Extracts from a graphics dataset
++++++++

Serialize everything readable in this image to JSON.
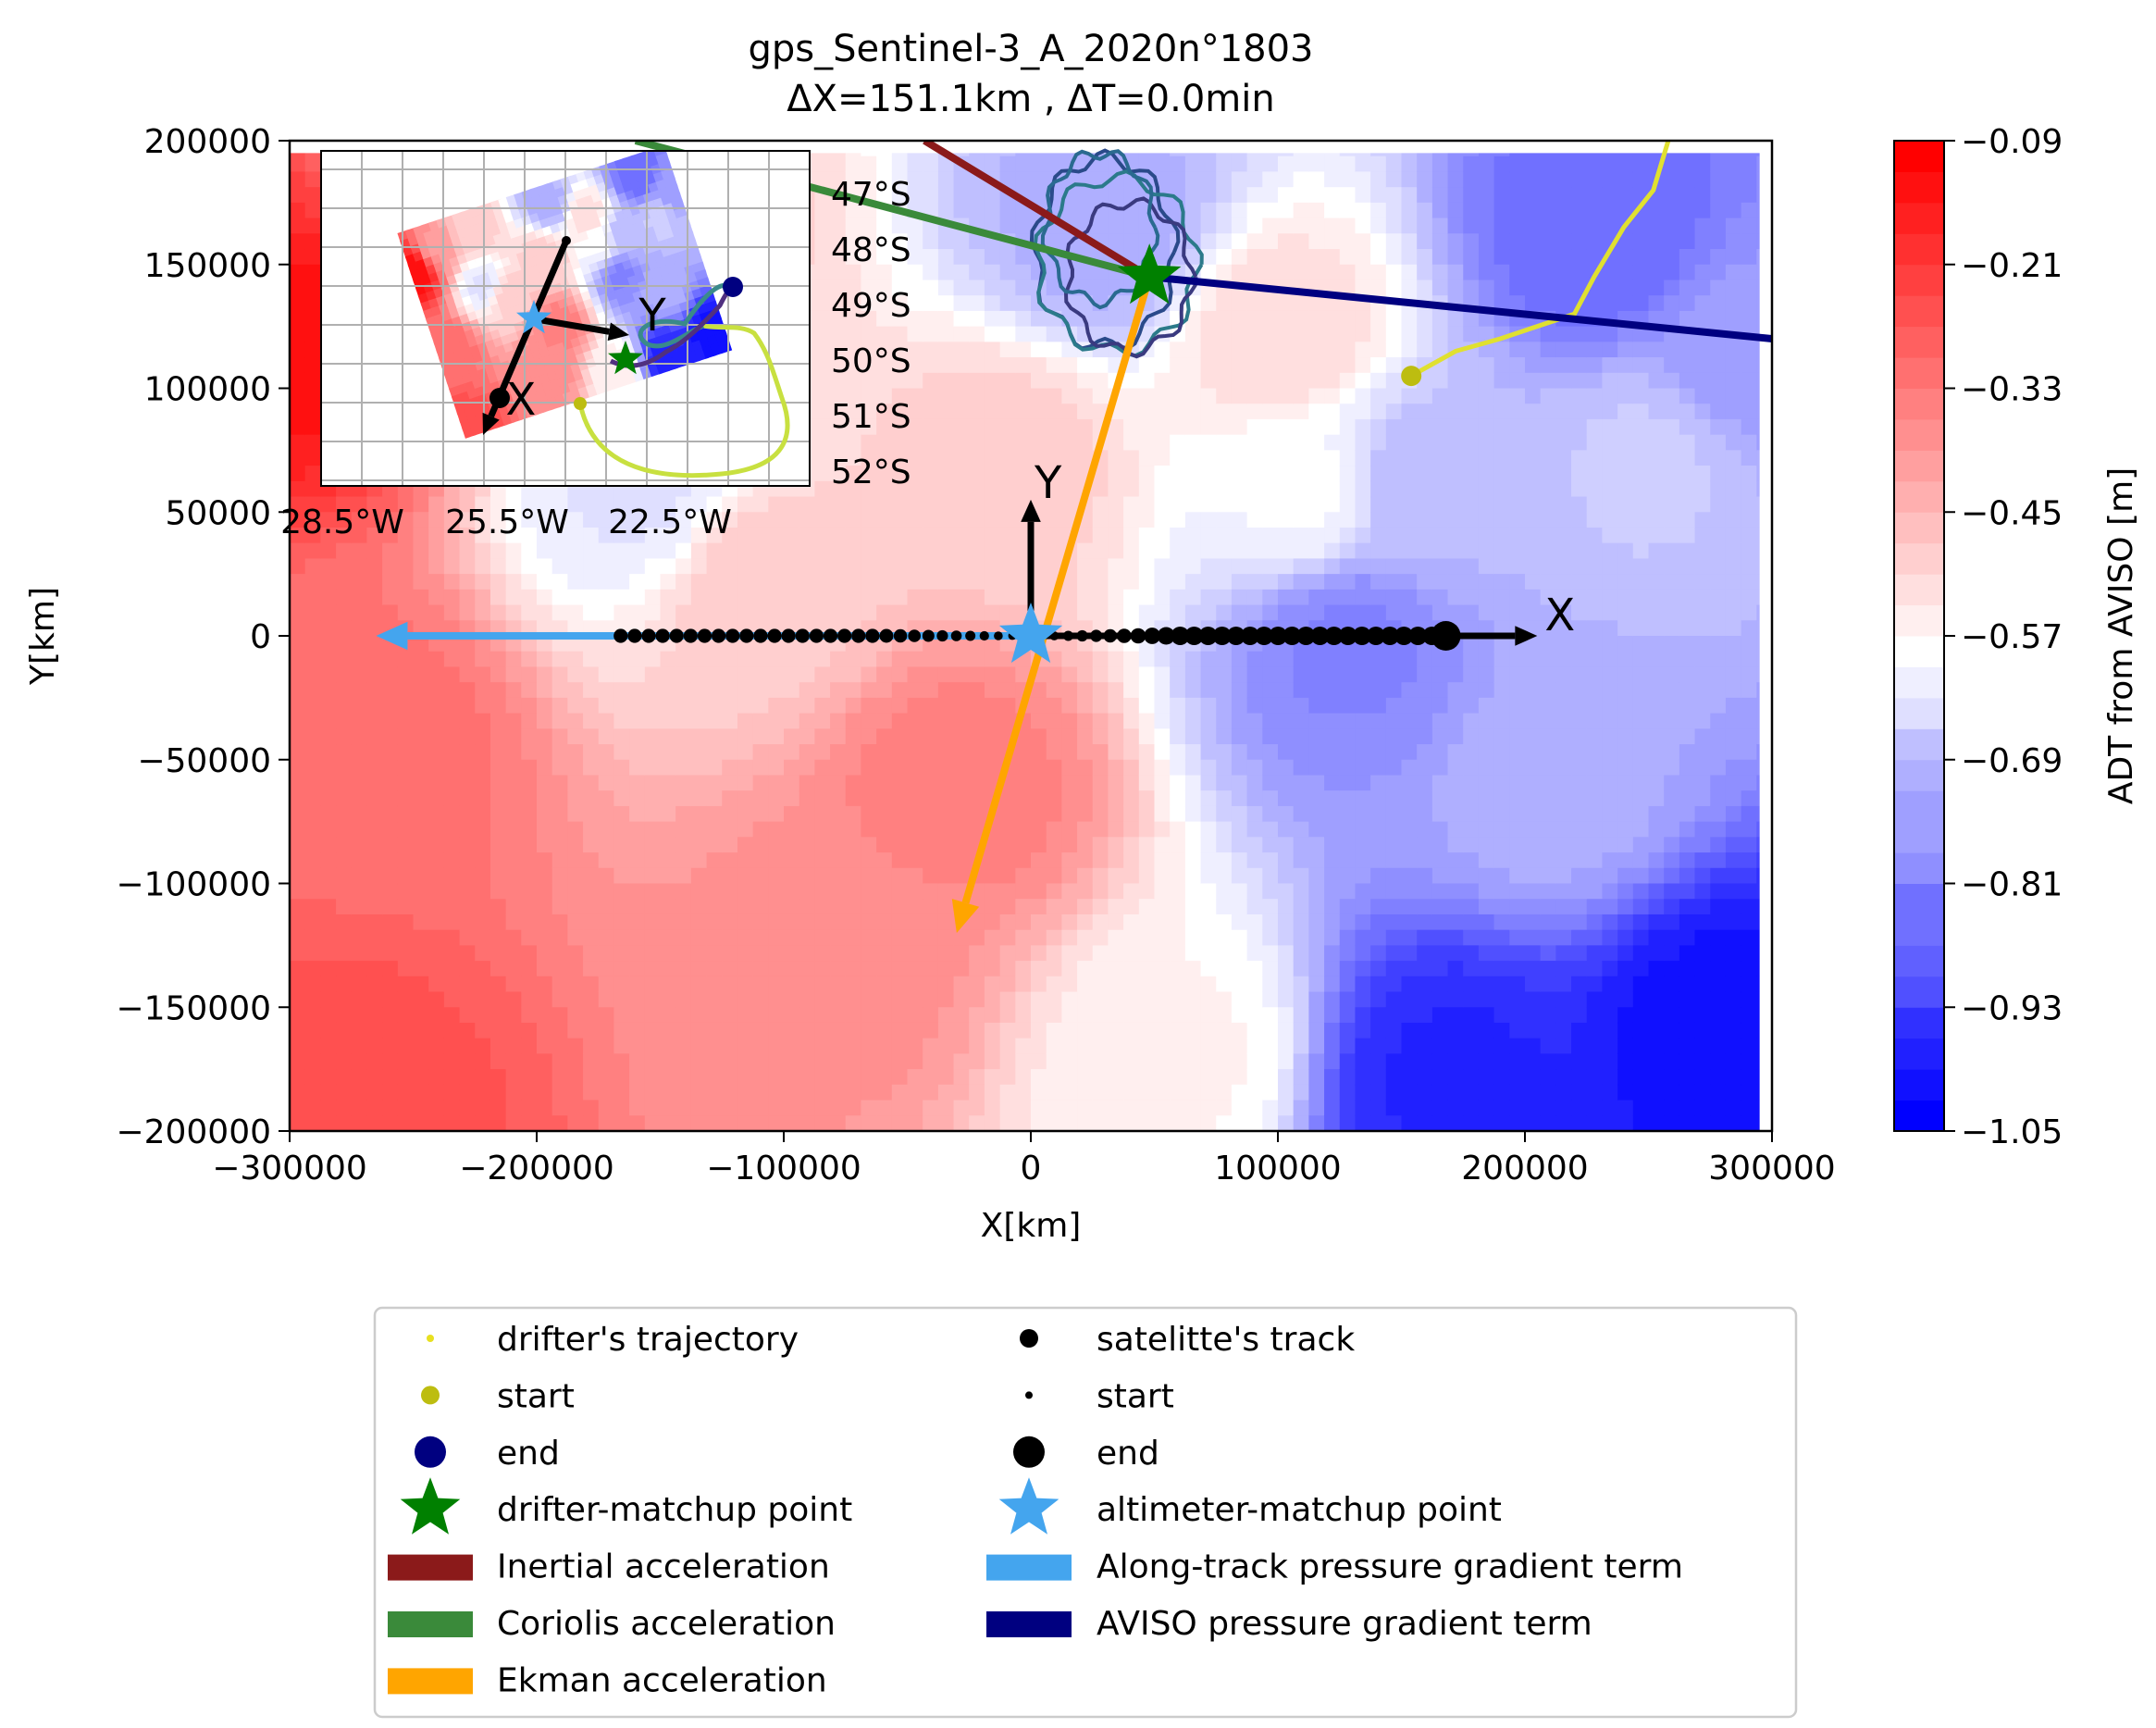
{
  "chart_data": {
    "type": "contour",
    "title": "gps_Sentinel-3_A_2020n°1803",
    "subtitle": "ΔX=151.1km , ΔT=0.0min",
    "xlabel": "X[km]",
    "ylabel": "Y[km]",
    "xlim": [
      -300000,
      300000
    ],
    "ylim": [
      -200000,
      200000
    ],
    "xticks": [
      "−300000",
      "−200000",
      "−100000",
      "0",
      "100000",
      "200000",
      "300000"
    ],
    "yticks": [
      "−200000",
      "−150000",
      "−100000",
      "−50000",
      "0",
      "50000",
      "100000",
      "150000",
      "200000"
    ],
    "colorbar": {
      "label": "ADT from AVISO [m]",
      "range": [
        -1.05,
        -0.09
      ],
      "ticks": [
        "−1.05",
        "−0.93",
        "−0.81",
        "−0.69",
        "−0.57",
        "−0.45",
        "−0.33",
        "−0.21",
        "−0.09"
      ],
      "low_color": "#0000ff",
      "mid_color": "#ffffff",
      "high_color": "#ff0000"
    },
    "field_points": [
      {
        "x": -280000,
        "y": -190000,
        "adt": -0.24
      },
      {
        "x": -290000,
        "y": 120000,
        "adt": -0.12
      },
      {
        "x": -270000,
        "y": -40000,
        "adt": -0.3
      },
      {
        "x": -230000,
        "y": 150000,
        "adt": -0.38
      },
      {
        "x": -150000,
        "y": 160000,
        "adt": -0.48
      },
      {
        "x": -160000,
        "y": 60000,
        "adt": -0.62
      },
      {
        "x": -110000,
        "y": 20000,
        "adt": -0.48
      },
      {
        "x": -30000,
        "y": -60000,
        "adt": -0.33
      },
      {
        "x": -80000,
        "y": -130000,
        "adt": -0.36
      },
      {
        "x": -10000,
        "y": 70000,
        "adt": -0.48
      },
      {
        "x": 30000,
        "y": 165000,
        "adt": -0.72
      },
      {
        "x": 100000,
        "y": 120000,
        "adt": -0.5
      },
      {
        "x": 60000,
        "y": -170000,
        "adt": -0.55
      },
      {
        "x": 110000,
        "y": 60000,
        "adt": -0.58
      },
      {
        "x": 130000,
        "y": -5000,
        "adt": -0.8
      },
      {
        "x": 160000,
        "y": 60000,
        "adt": -0.7
      },
      {
        "x": 230000,
        "y": 160000,
        "adt": -0.85
      },
      {
        "x": 210000,
        "y": -60000,
        "adt": -0.72
      },
      {
        "x": 250000,
        "y": 70000,
        "adt": -0.67
      },
      {
        "x": 170000,
        "y": -180000,
        "adt": -0.98
      },
      {
        "x": 280000,
        "y": -160000,
        "adt": -1.02
      },
      {
        "x": 290000,
        "y": 110000,
        "adt": -0.75
      }
    ],
    "drifter_trajectory": [
      [
        154000,
        105000
      ],
      [
        172000,
        115000
      ],
      [
        190000,
        120000
      ],
      [
        205000,
        125000
      ],
      [
        220000,
        130000
      ],
      [
        228000,
        145000
      ],
      [
        240000,
        165000
      ],
      [
        252000,
        180000
      ],
      [
        258000,
        200000
      ]
    ],
    "drifter_start": [
      154000,
      105000
    ],
    "drifter_matchup_point": [
      48000,
      145000
    ],
    "drifter_loops": [
      {
        "cx": 30000,
        "cy": 155000,
        "rx": 28000,
        "ry": 38000
      },
      {
        "cx": 35000,
        "cy": 150000,
        "rx": 32000,
        "ry": 35000
      },
      {
        "cx": 40000,
        "cy": 145000,
        "rx": 25000,
        "ry": 30000
      },
      {
        "cx": 28000,
        "cy": 165000,
        "rx": 22000,
        "ry": 30000
      }
    ],
    "satellite_track": {
      "x_start": -166000,
      "x_end": 168000,
      "y": 0,
      "n_points": 60
    },
    "altimeter_matchup_point": [
      0,
      0
    ],
    "local_axes": {
      "origin": [
        0,
        0
      ],
      "x_end": [
        205000,
        0
      ],
      "y_end": [
        0,
        55000
      ],
      "x_label": "X",
      "y_label": "Y"
    },
    "vectors": [
      {
        "name": "Inertial acceleration",
        "color": "#8b1a1a",
        "from": [
          48000,
          145000
        ],
        "to": [
          -43000,
          200000
        ]
      },
      {
        "name": "Coriolis acceleration",
        "color": "#3a8a3a",
        "from": [
          48000,
          145000
        ],
        "to": [
          -160000,
          200000
        ]
      },
      {
        "name": "Ekman acceleration",
        "color": "#ffa500",
        "from": [
          48000,
          145000
        ],
        "to": [
          -30000,
          -120000
        ]
      },
      {
        "name": "Along-track pressure gradient term",
        "color": "#44a5ee",
        "from": [
          0,
          0
        ],
        "to": [
          -265000,
          0
        ]
      },
      {
        "name": "AVISO pressure gradient term",
        "color": "#000080",
        "from": [
          48000,
          145000
        ],
        "to": [
          300000,
          120000
        ]
      }
    ],
    "inset": {
      "lat_labels": [
        "47°S",
        "48°S",
        "49°S",
        "50°S",
        "51°S",
        "52°S"
      ],
      "lon_labels": [
        "28.5°W",
        "25.5°W",
        "22.5°W"
      ],
      "axis_labels": {
        "x": "X",
        "y": "Y"
      }
    },
    "legend": {
      "placement": "below",
      "items": [
        {
          "label": "drifter's trajectory",
          "marker": "small-dot",
          "color": "#e8e020"
        },
        {
          "label": "satelitte's track",
          "marker": "dot",
          "color": "#000000"
        },
        {
          "label": "start",
          "marker": "dot",
          "color": "#bdbd10"
        },
        {
          "label": "start",
          "marker": "small-dot",
          "color": "#000000"
        },
        {
          "label": "end",
          "marker": "big-dot",
          "color": "#000080"
        },
        {
          "label": "end",
          "marker": "big-dot",
          "color": "#000000"
        },
        {
          "label": "drifter-matchup point",
          "marker": "star",
          "color": "#008000"
        },
        {
          "label": "altimeter-matchup point",
          "marker": "star",
          "color": "#44a5ee"
        },
        {
          "label": "Inertial acceleration",
          "marker": "patch",
          "color": "#8b1a1a"
        },
        {
          "label": "Along-track pressure gradient term",
          "marker": "patch",
          "color": "#44a5ee"
        },
        {
          "label": "Coriolis acceleration",
          "marker": "patch",
          "color": "#3a8a3a"
        },
        {
          "label": "AVISO pressure gradient term",
          "marker": "patch",
          "color": "#000080"
        },
        {
          "label": "Ekman acceleration",
          "marker": "patch",
          "color": "#ffa500"
        }
      ]
    }
  }
}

++++++++

◆ **PROBLEM DESCRIPTION**: The pictures should not appear in the copy; every other part of the records above must be returned exactly.

◆ **CORRECT ANSWER**:
Serialize everything readable in this image to JSON.
{
  "chart_data": {
    "type": "contour",
    "title": "gps_Sentinel-3_A_2020n°1803",
    "subtitle": "ΔX=151.1km , ΔT=0.0min",
    "xlabel": "X[km]",
    "ylabel": "Y[km]",
    "xlim": [
      -300000,
      300000
    ],
    "ylim": [
      -200000,
      200000
    ],
    "xticks": [
      "−300000",
      "−200000",
      "−100000",
      "0",
      "100000",
      "200000",
      "300000"
    ],
    "yticks": [
      "−200000",
      "−150000",
      "−100000",
      "−50000",
      "0",
      "50000",
      "100000",
      "150000",
      "200000"
    ],
    "colorbar": {
      "label": "ADT from AVISO [m]",
      "range": [
        -1.05,
        -0.09
      ],
      "ticks": [
        "−1.05",
        "−0.93",
        "−0.81",
        "−0.69",
        "−0.57",
        "−0.45",
        "−0.33",
        "−0.21",
        "−0.09"
      ],
      "low_color": "#0000ff",
      "mid_color": "#ffffff",
      "high_color": "#ff0000"
    },
    "field_points": [
      {
        "x": -280000,
        "y": -190000,
        "adt": -0.24
      },
      {
        "x": -290000,
        "y": 120000,
        "adt": -0.12
      },
      {
        "x": -270000,
        "y": -40000,
        "adt": -0.3
      },
      {
        "x": -230000,
        "y": 150000,
        "adt": -0.38
      },
      {
        "x": -150000,
        "y": 160000,
        "adt": -0.48
      },
      {
        "x": -160000,
        "y": 60000,
        "adt": -0.62
      },
      {
        "x": -110000,
        "y": 20000,
        "adt": -0.48
      },
      {
        "x": -30000,
        "y": -60000,
        "adt": -0.33
      },
      {
        "x": -80000,
        "y": -130000,
        "adt": -0.36
      },
      {
        "x": -10000,
        "y": 70000,
        "adt": -0.48
      },
      {
        "x": 30000,
        "y": 165000,
        "adt": -0.72
      },
      {
        "x": 100000,
        "y": 120000,
        "adt": -0.5
      },
      {
        "x": 60000,
        "y": -170000,
        "adt": -0.55
      },
      {
        "x": 110000,
        "y": 60000,
        "adt": -0.58
      },
      {
        "x": 130000,
        "y": -5000,
        "adt": -0.8
      },
      {
        "x": 160000,
        "y": 60000,
        "adt": -0.7
      },
      {
        "x": 230000,
        "y": 160000,
        "adt": -0.85
      },
      {
        "x": 210000,
        "y": -60000,
        "adt": -0.72
      },
      {
        "x": 250000,
        "y": 70000,
        "adt": -0.67
      },
      {
        "x": 170000,
        "y": -180000,
        "adt": -0.98
      },
      {
        "x": 280000,
        "y": -160000,
        "adt": -1.02
      },
      {
        "x": 290000,
        "y": 110000,
        "adt": -0.75
      }
    ],
    "drifter_trajectory": [
      [
        154000,
        105000
      ],
      [
        172000,
        115000
      ],
      [
        190000,
        120000
      ],
      [
        205000,
        125000
      ],
      [
        220000,
        130000
      ],
      [
        228000,
        145000
      ],
      [
        240000,
        165000
      ],
      [
        252000,
        180000
      ],
      [
        258000,
        200000
      ]
    ],
    "drifter_start": [
      154000,
      105000
    ],
    "drifter_matchup_point": [
      48000,
      145000
    ],
    "drifter_loops": [
      {
        "cx": 30000,
        "cy": 155000,
        "rx": 28000,
        "ry": 38000
      },
      {
        "cx": 35000,
        "cy": 150000,
        "rx": 32000,
        "ry": 35000
      },
      {
        "cx": 40000,
        "cy": 145000,
        "rx": 25000,
        "ry": 30000
      },
      {
        "cx": 28000,
        "cy": 165000,
        "rx": 22000,
        "ry": 30000
      }
    ],
    "satellite_track": {
      "x_start": -166000,
      "x_end": 168000,
      "y": 0,
      "n_points": 60
    },
    "altimeter_matchup_point": [
      0,
      0
    ],
    "local_axes": {
      "origin": [
        0,
        0
      ],
      "x_end": [
        205000,
        0
      ],
      "y_end": [
        0,
        55000
      ],
      "x_label": "X",
      "y_label": "Y"
    },
    "vectors": [
      {
        "name": "Inertial acceleration",
        "color": "#8b1a1a",
        "from": [
          48000,
          145000
        ],
        "to": [
          -43000,
          200000
        ]
      },
      {
        "name": "Coriolis acceleration",
        "color": "#3a8a3a",
        "from": [
          48000,
          145000
        ],
        "to": [
          -160000,
          200000
        ]
      },
      {
        "name": "Ekman acceleration",
        "color": "#ffa500",
        "from": [
          48000,
          145000
        ],
        "to": [
          -30000,
          -120000
        ]
      },
      {
        "name": "Along-track pressure gradient term",
        "color": "#44a5ee",
        "from": [
          0,
          0
        ],
        "to": [
          -265000,
          0
        ]
      },
      {
        "name": "AVISO pressure gradient term",
        "color": "#000080",
        "from": [
          48000,
          145000
        ],
        "to": [
          300000,
          120000
        ]
      }
    ],
    "inset": {
      "lat_labels": [
        "47°S",
        "48°S",
        "49°S",
        "50°S",
        "51°S",
        "52°S"
      ],
      "lon_labels": [
        "28.5°W",
        "25.5°W",
        "22.5°W"
      ],
      "axis_labels": {
        "x": "X",
        "y": "Y"
      }
    },
    "legend": {
      "placement": "below",
      "items": [
        {
          "label": "drifter's trajectory",
          "marker": "small-dot",
          "color": "#e8e020"
        },
        {
          "label": "satelitte's track",
          "marker": "dot",
          "color": "#000000"
        },
        {
          "label": "start",
          "marker": "dot",
          "color": "#bdbd10"
        },
        {
          "label": "start",
          "marker": "small-dot",
          "color": "#000000"
        },
        {
          "label": "end",
          "marker": "big-dot",
          "color": "#000080"
        },
        {
          "label": "end",
          "marker": "big-dot",
          "color": "#000000"
        },
        {
          "label": "drifter-matchup point",
          "marker": "star",
          "color": "#008000"
        },
        {
          "label": "altimeter-matchup point",
          "marker": "star",
          "color": "#44a5ee"
        },
        {
          "label": "Inertial acceleration",
          "marker": "patch",
          "color": "#8b1a1a"
        },
        {
          "label": "Along-track pressure gradient term",
          "marker": "patch",
          "color": "#44a5ee"
        },
        {
          "label": "Coriolis acceleration",
          "marker": "patch",
          "color": "#3a8a3a"
        },
        {
          "label": "AVISO pressure gradient term",
          "marker": "patch",
          "color": "#000080"
        },
        {
          "label": "Ekman acceleration",
          "marker": "patch",
          "color": "#ffa500"
        }
      ]
    }
  }
}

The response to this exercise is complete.